== Task to carry out ==
Show all lines that include the string "Gray"; copy each one.

== Supplied material ==
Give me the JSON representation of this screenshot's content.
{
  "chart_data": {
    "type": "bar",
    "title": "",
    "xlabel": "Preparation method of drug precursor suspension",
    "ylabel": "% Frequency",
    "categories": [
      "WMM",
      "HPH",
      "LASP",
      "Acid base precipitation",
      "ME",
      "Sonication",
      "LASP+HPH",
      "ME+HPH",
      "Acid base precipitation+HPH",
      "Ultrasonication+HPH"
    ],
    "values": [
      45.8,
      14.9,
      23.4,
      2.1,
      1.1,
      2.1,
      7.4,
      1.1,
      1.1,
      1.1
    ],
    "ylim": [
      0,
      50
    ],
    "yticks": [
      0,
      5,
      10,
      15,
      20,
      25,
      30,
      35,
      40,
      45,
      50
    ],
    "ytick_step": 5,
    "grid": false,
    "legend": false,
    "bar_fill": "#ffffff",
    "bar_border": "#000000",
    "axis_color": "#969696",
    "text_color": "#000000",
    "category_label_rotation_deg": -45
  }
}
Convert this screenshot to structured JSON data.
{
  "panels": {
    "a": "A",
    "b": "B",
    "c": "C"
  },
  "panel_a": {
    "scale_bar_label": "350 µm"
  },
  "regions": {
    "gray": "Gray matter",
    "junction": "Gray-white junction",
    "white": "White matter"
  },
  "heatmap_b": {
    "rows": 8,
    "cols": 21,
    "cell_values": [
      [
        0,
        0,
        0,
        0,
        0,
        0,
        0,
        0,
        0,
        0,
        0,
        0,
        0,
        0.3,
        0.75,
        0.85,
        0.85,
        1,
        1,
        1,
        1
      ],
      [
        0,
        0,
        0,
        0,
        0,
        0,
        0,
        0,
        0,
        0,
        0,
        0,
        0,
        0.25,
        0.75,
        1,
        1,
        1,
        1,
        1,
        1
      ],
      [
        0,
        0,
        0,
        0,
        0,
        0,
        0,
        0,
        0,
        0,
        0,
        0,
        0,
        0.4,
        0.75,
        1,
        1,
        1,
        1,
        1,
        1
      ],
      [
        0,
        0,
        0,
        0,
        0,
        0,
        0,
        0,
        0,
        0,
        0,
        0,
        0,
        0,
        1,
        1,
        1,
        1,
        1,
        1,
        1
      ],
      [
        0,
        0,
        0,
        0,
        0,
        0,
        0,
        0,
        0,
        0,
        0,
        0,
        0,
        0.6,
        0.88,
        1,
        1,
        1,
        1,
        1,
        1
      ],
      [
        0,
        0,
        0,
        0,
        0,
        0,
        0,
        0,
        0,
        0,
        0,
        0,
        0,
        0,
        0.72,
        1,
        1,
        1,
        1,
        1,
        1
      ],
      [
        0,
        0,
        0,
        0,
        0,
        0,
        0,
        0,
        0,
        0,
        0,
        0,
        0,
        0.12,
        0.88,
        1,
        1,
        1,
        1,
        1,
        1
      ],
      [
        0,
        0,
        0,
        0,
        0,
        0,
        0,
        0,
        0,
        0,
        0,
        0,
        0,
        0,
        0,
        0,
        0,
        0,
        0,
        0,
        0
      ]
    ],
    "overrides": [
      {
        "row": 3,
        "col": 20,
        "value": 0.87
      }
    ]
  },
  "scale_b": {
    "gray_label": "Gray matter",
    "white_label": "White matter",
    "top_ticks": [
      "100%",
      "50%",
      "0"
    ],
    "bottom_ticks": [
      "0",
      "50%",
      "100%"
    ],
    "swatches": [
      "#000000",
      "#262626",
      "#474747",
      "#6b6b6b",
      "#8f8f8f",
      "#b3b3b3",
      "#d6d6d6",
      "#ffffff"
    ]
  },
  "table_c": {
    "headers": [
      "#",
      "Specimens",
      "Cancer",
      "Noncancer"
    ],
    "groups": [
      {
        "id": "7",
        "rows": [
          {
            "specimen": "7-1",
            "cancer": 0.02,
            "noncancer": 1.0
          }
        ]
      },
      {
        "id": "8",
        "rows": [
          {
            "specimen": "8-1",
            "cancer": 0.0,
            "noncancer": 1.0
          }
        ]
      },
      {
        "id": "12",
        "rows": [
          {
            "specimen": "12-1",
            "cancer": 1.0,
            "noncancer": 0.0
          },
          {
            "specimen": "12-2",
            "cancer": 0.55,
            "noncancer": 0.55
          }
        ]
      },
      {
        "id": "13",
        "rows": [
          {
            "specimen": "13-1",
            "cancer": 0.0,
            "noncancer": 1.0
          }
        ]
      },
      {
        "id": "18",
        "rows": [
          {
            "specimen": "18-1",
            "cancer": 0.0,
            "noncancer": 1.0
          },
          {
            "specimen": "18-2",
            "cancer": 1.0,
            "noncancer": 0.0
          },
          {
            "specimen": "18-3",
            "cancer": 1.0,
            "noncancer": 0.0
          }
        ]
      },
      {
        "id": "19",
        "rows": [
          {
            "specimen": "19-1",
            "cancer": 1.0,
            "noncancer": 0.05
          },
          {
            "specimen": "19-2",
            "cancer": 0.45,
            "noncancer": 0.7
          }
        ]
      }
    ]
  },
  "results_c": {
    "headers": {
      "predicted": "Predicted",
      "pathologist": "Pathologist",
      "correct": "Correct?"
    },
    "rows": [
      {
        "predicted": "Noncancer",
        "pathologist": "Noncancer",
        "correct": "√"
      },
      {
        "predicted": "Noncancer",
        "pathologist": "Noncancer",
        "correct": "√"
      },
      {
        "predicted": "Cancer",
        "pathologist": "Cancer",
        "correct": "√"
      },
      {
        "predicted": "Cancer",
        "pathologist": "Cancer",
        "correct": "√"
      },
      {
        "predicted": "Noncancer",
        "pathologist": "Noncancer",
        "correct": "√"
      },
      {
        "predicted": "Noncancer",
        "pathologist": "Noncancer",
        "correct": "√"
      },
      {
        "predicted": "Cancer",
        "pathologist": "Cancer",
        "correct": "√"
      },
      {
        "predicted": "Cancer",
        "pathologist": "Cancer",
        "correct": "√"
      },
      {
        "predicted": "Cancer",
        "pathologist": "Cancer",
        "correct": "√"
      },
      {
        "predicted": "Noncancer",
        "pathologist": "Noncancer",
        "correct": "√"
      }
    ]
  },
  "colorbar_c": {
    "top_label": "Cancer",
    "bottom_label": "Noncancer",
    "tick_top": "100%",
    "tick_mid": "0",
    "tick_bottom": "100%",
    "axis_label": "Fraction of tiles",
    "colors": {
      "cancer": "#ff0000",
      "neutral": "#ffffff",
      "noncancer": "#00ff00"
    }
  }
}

== Solution to the problem ==
    "gray": "Gray matter",
    "junction": "Gray-white junction",
    "gray_label": "Gray matter",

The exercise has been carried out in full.